--- begin ---

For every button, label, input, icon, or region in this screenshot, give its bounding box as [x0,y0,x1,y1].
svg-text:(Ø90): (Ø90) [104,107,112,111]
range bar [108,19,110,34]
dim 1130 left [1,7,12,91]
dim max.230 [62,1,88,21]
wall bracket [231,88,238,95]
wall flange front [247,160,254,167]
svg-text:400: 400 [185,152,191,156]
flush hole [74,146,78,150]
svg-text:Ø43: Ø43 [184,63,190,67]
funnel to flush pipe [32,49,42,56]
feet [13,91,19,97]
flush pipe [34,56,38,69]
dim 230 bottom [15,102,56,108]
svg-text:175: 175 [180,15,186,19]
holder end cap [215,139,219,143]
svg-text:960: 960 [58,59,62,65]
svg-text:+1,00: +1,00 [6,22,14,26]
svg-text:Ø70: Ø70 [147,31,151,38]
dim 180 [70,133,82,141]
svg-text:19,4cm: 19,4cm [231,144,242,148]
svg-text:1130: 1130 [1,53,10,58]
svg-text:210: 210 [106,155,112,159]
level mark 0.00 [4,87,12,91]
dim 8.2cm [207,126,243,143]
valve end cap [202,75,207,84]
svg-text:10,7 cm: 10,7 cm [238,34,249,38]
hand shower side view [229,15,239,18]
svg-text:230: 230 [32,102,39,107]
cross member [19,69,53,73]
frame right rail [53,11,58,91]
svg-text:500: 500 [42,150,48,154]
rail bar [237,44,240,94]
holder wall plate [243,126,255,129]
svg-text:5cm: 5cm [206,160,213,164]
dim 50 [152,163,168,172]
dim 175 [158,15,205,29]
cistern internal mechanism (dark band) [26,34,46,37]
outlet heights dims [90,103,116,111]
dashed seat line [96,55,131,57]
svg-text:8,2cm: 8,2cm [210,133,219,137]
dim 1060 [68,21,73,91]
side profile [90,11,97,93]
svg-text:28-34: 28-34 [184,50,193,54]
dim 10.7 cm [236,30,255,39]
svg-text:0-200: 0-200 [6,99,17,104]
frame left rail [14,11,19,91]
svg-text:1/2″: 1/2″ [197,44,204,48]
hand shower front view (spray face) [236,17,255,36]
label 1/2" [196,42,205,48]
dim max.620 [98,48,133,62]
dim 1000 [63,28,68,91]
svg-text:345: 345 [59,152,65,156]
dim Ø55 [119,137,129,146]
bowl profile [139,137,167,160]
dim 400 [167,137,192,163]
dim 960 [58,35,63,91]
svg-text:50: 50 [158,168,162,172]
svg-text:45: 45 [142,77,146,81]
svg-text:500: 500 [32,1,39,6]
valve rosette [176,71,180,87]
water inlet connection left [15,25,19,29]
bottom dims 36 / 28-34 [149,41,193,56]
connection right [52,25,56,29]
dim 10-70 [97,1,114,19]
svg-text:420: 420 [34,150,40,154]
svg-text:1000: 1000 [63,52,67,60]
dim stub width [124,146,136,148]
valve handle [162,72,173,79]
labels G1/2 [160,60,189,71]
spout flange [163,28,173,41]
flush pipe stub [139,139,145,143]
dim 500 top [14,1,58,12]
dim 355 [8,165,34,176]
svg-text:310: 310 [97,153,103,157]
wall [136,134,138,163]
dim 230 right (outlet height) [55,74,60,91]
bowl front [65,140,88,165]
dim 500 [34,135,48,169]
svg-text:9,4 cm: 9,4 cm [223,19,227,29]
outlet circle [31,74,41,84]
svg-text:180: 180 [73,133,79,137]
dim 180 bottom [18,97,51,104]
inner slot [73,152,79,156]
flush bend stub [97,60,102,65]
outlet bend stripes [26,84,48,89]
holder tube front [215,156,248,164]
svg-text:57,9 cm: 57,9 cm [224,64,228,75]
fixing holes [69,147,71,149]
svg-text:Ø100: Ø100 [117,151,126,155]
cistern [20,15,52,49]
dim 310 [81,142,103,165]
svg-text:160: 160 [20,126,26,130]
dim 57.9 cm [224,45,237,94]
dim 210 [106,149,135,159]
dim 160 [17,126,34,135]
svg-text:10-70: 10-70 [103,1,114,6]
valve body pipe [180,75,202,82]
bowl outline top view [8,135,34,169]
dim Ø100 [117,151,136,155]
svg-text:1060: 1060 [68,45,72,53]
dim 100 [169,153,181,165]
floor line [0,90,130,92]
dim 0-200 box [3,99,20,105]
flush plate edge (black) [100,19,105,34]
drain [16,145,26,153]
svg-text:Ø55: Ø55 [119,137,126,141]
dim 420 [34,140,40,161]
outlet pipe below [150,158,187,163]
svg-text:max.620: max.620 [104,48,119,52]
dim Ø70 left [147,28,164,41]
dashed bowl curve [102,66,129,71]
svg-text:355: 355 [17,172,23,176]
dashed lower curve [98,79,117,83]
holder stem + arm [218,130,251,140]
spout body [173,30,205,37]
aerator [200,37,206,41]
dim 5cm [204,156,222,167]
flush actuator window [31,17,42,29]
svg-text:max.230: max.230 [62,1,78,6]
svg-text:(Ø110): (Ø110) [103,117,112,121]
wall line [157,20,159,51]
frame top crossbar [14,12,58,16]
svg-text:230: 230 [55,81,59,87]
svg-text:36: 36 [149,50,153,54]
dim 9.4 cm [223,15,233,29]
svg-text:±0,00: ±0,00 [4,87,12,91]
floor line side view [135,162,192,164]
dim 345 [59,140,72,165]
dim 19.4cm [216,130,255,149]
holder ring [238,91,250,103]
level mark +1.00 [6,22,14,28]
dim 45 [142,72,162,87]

--- end ---

Could you put the records into a numbered list, starting at their first line and ending at the line that contains "wall bracket [231,88,238,95]", with any blank lines left out?

1. For every button, label, input, icon, or region in this screenshot, give its bounding box as [x0,y0,x1,y1].
2. svg-text:(Ø90): (Ø90) [104,107,112,111]
3. range bar [108,19,110,34]
4. dim 1130 left [1,7,12,91]
5. dim max.230 [62,1,88,21]
6. wall bracket [231,88,238,95]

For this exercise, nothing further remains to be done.